[start Excerpted data]

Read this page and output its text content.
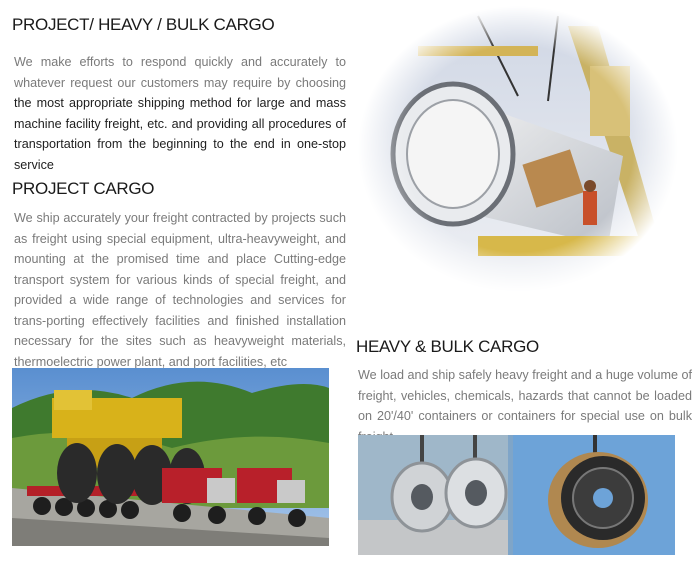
PROJECT/ HEAVY / BULK CARGO

We make efforts to respond quickly and accurately to whatever request our customers may require by choosing the most appropriate shipping method for large and mass machine facility freight, etc. and providing all procedures of transportation from the beginning to the end in one-stop service

PROJECT CARGO

We ship accurately your freight contracted by projects such as freight using special equipment, ultra-heavyweight, and mounting at the promised time and place Cutting-edge transport system for various kinds of special freight, and provided a wide range of technologies and services for trans-porting effectively facilities and finished installation necessary for the sites such as heavyweight materials, thermoelectric power plant, and port facilities, etc

HEAVY & BULK CARGO

We load and ship safely heavy freight and a huge volume of freight, vehicles, chemicals, hazards that cannot be loaded on 20'/40' containers or containers for special use on bulk
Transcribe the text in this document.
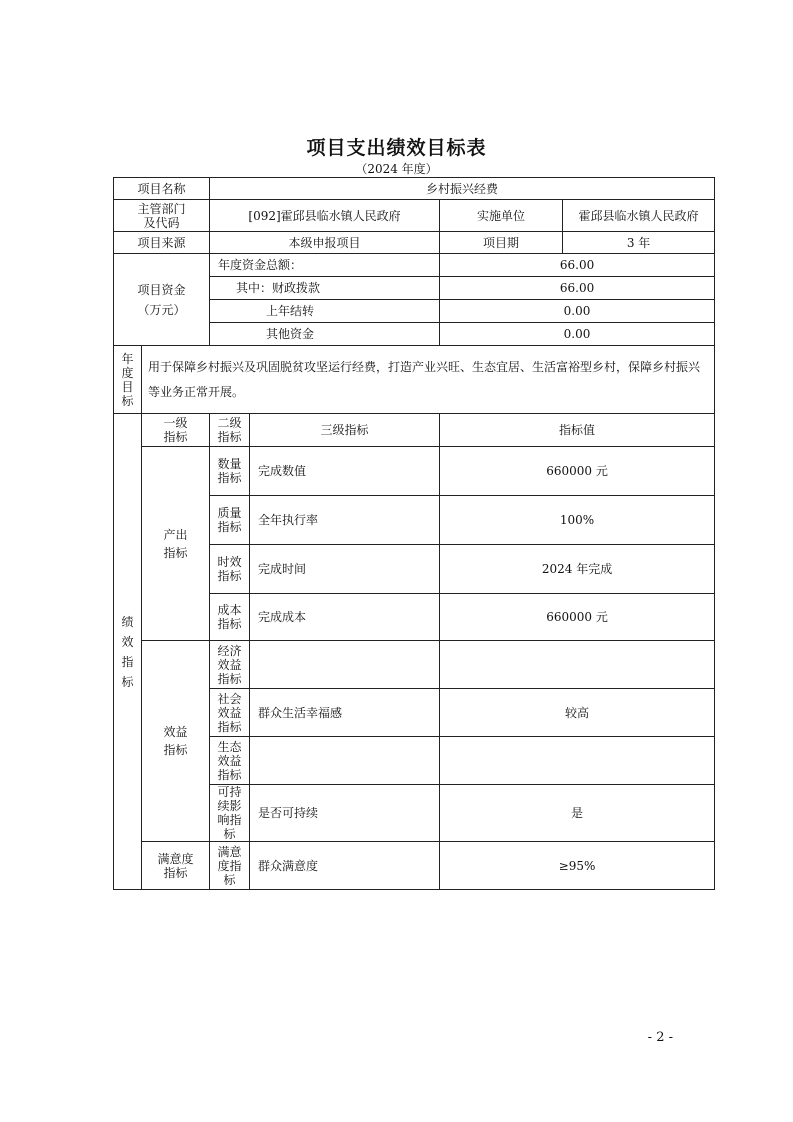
项目支出绩效目标表
（2024 年度）
项目名称		乡村振兴经费			

主管部门
及代码		[092]霍邱县临水镇人民政府		实施单位	霍邱县临水镇人民政府
项目来源		本级申报项目		项目期	3 年

项目资金
（万元）		年度资金总额：		66.00	
		其中：财政拨款		66.00	
		上年结转		0.00	
		其他资金		0.00	

年度目标	用于保障乡村振兴及巩固脱贫攻坚运行经费，打造产业兴旺、生态宜居、生活富裕型乡村，保障乡村振兴等业务正常开展。				

绩效指标	一级指标	二级指标	三级指标	指标值	

	产出指标	数量指标	完成数值	660000 元	

		质量指标	全年执行率	100%	

		时效指标	完成时间	2024 年完成	

		成本指标	完成成本	660000 元	

	效益指标	经济效益指标			

		社会效益指标	群众生活幸福感	较高	

		生态效益指标			

		可持续影响指标	是否可持续	是	

	满意度指标	满意度指标	群众满意度	≥95%	
- 2 -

[end Excerpted data]

_Exercise prompt_:
All of the entries above should be duplicated exactly, except for the pictures.

_Correct output_:
Read this page and output its text content.
PROJECT/ HEAVY / BULK CARGO

We make efforts to respond quickly and accurately to whatever request our customers may require by choosing the most appropriate shipping method for large and mass machine facility freight, etc. and providing all procedures of transportation from the beginning to the end in one-stop service

PROJECT CARGO

We ship accurately your freight contracted by projects such as freight using special equipment, ultra-heavyweight, and mounting at the promised time and place Cutting-edge transport system for various kinds of special freight, and provided a wide range of technologies and services for trans-porting effectively facilities and finished installation necessary for the sites such as heavyweight materials, thermoelectric power plant, and port facilities, etc

HEAVY & BULK CARGO

We load and ship safely heavy freight and a huge volume of freight, vehicles, chemicals, hazards that cannot be loaded on 20'/40' containers or containers for special use on bulk
Transcribe the text in this document.
项目支出绩效目标表
（2024 年度）
项目名称		乡村振兴经费			

主管部门
及代码		[092]霍邱县临水镇人民政府		实施单位	霍邱县临水镇人民政府
项目来源		本级申报项目		项目期	3 年

项目资金
（万元）		年度资金总额：		66.00	
		其中：财政拨款		66.00	
		上年结转		0.00	
		其他资金		0.00	

年度目标	用于保障乡村振兴及巩固脱贫攻坚运行经费，打造产业兴旺、生态宜居、生活富裕型乡村，保障乡村振兴等业务正常开展。				

绩效指标	一级指标	二级指标	三级指标	指标值	

	产出指标	数量指标	完成数值	660000 元	

		质量指标	全年执行率	100%	

		时效指标	完成时间	2024 年完成	

		成本指标	完成成本	660000 元	

	效益指标	经济效益指标			

		社会效益指标	群众生活幸福感	较高	

		生态效益指标			

		可持续影响指标	是否可持续	是	

	满意度指标	满意度指标	群众满意度	≥95%	
- 2 -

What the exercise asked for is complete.